Go through the listing and copy each line with the string "value".
= = = = = = =
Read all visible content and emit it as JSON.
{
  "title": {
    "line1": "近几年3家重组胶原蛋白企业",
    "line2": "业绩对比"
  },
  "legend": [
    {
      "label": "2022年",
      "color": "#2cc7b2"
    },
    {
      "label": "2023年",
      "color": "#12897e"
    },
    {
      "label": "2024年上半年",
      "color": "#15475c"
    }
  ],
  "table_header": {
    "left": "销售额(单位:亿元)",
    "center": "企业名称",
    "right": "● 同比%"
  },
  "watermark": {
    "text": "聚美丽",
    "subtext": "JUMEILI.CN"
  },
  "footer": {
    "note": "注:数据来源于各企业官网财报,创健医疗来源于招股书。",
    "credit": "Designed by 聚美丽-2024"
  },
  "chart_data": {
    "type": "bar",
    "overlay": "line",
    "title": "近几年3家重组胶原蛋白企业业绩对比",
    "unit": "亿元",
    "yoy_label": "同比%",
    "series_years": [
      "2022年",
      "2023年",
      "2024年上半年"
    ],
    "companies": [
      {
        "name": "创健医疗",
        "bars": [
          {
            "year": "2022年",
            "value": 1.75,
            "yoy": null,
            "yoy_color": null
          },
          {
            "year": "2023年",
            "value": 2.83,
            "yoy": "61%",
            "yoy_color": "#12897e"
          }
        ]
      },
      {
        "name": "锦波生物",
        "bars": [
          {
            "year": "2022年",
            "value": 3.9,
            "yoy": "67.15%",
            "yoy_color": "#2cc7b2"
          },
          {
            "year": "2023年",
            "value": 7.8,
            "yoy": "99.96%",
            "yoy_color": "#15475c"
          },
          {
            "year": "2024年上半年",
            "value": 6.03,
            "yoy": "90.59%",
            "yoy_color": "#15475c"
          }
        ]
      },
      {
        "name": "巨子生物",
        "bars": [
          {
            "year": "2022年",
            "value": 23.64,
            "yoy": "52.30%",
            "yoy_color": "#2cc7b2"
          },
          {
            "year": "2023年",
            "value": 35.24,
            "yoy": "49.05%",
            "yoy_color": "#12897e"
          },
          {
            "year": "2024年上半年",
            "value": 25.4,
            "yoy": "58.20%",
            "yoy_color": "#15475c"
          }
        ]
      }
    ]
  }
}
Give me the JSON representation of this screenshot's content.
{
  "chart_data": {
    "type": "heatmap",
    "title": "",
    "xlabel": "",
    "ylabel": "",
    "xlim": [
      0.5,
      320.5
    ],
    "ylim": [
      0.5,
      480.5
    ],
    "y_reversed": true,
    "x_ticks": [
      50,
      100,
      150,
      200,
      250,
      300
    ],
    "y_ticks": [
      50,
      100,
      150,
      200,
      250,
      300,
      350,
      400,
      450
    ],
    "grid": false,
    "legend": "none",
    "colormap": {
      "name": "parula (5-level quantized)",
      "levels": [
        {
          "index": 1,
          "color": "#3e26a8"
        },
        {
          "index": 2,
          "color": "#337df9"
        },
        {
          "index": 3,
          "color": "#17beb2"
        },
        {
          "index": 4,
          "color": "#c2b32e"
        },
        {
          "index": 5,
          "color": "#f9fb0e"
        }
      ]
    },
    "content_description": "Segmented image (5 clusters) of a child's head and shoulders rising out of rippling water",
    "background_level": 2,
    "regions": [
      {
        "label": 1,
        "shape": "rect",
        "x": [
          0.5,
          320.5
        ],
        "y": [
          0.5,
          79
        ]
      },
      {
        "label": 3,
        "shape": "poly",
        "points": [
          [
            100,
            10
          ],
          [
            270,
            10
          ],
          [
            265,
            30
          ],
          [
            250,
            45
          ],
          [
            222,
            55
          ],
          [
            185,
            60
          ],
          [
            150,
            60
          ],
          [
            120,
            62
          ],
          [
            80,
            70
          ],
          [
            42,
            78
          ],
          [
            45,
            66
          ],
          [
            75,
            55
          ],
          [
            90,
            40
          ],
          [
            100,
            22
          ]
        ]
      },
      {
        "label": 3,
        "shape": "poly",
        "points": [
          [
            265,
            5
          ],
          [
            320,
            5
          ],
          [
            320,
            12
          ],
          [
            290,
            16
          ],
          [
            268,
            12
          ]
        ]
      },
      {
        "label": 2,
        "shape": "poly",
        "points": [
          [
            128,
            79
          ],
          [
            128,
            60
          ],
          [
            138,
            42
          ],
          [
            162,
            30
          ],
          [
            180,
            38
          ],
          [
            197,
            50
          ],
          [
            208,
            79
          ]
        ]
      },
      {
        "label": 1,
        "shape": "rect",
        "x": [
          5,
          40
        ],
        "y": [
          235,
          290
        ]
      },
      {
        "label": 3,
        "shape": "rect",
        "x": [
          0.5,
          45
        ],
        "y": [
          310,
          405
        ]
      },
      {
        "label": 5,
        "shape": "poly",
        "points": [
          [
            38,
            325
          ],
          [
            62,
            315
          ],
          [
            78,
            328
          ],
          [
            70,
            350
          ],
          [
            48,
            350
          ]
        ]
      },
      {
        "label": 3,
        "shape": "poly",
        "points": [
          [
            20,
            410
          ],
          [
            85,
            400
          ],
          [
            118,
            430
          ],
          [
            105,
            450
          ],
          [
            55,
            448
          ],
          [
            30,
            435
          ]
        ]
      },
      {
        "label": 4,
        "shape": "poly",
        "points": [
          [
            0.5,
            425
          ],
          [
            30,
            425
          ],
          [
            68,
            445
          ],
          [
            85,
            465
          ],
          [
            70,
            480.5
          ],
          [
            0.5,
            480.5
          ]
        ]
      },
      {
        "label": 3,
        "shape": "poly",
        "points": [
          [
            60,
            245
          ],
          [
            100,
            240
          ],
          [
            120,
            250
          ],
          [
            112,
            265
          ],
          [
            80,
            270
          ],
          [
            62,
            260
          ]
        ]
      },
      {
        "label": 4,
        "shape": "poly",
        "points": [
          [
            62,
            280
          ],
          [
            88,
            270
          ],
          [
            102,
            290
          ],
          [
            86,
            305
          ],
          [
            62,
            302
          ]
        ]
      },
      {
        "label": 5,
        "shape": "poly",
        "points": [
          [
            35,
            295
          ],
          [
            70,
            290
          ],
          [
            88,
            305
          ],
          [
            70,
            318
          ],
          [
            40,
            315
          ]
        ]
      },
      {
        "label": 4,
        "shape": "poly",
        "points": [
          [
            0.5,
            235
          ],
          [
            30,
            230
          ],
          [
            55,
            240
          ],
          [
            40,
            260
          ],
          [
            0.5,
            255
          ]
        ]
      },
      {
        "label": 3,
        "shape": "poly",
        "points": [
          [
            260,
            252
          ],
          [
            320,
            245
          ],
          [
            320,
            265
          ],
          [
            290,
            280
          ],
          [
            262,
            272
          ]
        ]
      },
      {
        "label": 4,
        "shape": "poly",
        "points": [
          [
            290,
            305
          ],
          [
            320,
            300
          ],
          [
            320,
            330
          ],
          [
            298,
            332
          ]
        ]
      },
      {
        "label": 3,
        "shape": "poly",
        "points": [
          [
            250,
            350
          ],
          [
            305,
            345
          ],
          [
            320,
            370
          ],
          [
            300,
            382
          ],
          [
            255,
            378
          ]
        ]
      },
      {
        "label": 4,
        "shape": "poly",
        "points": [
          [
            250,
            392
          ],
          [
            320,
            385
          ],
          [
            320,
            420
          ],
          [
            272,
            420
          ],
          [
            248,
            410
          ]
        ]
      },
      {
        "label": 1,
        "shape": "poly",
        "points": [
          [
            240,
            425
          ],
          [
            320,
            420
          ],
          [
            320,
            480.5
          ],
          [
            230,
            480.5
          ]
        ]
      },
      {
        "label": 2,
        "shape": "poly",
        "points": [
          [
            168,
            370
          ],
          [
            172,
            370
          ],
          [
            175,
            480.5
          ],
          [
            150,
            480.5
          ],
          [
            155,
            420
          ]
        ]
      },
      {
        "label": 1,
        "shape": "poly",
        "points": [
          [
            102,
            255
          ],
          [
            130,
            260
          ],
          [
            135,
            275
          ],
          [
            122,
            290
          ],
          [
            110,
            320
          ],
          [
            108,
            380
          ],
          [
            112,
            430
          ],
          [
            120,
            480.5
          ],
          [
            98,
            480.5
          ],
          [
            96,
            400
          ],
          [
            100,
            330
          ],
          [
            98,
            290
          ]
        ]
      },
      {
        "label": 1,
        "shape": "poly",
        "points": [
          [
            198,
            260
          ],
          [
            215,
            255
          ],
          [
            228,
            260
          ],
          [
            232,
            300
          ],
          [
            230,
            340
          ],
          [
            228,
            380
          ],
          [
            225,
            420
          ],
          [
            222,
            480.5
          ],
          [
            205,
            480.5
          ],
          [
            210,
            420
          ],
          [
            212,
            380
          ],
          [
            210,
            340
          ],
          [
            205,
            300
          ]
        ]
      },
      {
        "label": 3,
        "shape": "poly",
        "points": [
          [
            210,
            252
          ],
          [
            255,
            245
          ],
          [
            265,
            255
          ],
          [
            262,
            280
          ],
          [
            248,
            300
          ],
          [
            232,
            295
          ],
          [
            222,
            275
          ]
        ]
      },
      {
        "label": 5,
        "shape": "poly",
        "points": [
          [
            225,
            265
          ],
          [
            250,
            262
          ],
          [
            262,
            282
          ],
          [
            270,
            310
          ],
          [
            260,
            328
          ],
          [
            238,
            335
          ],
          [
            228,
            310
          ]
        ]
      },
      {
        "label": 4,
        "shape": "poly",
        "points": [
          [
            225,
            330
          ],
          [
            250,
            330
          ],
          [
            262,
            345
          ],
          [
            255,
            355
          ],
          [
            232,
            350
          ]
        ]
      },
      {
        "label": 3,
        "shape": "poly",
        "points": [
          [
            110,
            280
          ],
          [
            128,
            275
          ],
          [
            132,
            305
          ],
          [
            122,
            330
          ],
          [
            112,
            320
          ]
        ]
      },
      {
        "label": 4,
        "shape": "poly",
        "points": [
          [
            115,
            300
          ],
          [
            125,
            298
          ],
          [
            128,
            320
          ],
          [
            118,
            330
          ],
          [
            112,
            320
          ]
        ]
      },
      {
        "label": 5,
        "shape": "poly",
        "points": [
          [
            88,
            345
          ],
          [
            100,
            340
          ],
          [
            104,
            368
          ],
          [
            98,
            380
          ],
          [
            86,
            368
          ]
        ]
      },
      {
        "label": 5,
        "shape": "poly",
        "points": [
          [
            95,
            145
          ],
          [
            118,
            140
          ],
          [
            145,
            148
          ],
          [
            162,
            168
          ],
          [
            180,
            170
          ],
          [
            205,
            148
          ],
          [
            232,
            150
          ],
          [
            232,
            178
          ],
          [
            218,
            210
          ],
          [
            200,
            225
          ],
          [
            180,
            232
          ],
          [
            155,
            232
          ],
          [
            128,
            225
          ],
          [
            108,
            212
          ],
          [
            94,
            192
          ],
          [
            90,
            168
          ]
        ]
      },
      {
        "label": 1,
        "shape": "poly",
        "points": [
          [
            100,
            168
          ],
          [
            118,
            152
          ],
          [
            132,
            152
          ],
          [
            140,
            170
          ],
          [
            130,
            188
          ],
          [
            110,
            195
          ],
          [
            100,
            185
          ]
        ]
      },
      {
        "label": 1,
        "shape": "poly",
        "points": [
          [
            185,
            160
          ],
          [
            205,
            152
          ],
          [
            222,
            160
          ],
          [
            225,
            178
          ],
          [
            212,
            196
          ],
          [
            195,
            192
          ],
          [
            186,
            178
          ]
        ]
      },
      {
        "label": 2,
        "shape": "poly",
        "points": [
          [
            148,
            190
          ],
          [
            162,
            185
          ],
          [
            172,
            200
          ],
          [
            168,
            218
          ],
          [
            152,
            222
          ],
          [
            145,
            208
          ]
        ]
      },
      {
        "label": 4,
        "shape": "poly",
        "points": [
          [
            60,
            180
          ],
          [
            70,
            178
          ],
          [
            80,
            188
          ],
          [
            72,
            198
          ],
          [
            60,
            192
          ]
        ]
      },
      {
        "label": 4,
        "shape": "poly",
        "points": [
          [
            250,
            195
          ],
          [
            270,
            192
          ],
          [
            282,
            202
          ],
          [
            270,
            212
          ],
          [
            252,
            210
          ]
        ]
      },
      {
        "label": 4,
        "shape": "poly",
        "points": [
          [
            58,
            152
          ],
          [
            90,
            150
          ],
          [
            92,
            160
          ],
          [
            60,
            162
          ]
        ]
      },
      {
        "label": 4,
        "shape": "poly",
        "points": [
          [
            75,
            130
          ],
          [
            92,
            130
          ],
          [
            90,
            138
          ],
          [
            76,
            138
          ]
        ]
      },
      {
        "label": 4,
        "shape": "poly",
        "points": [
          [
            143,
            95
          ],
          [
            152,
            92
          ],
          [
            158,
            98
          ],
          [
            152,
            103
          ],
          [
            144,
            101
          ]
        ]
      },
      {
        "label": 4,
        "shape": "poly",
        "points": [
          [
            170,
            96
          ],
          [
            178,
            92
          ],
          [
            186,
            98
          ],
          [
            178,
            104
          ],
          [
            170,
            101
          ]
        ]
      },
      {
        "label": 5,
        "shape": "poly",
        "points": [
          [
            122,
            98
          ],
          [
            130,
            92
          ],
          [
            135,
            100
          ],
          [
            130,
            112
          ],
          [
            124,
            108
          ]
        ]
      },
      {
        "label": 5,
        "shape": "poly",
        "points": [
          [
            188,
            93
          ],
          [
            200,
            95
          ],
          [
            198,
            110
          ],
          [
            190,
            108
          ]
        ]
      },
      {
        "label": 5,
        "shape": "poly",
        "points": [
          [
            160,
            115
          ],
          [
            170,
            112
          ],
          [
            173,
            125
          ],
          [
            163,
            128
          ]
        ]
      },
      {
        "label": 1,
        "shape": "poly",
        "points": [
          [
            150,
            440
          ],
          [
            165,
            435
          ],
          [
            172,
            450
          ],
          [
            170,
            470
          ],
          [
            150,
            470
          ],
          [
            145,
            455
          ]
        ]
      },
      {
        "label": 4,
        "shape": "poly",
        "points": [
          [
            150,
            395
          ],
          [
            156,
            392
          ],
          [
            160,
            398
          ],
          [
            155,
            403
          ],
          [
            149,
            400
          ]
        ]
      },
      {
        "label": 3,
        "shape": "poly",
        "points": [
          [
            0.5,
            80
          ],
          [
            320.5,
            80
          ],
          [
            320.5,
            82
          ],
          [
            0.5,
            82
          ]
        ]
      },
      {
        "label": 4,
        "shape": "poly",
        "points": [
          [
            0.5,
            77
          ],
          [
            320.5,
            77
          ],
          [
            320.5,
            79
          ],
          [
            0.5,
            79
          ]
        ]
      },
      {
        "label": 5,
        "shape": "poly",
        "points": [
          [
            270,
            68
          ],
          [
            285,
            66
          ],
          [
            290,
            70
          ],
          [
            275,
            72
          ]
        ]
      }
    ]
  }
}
= = = = = = =
▶ [Task answer]
            "value": 1.75,
            "value": 2.83,
            "value": 3.9,
            "value": 7.8,
            "value": 6.03,
            "value": 23.64,
            "value": 35.24,
            "value": 25.4,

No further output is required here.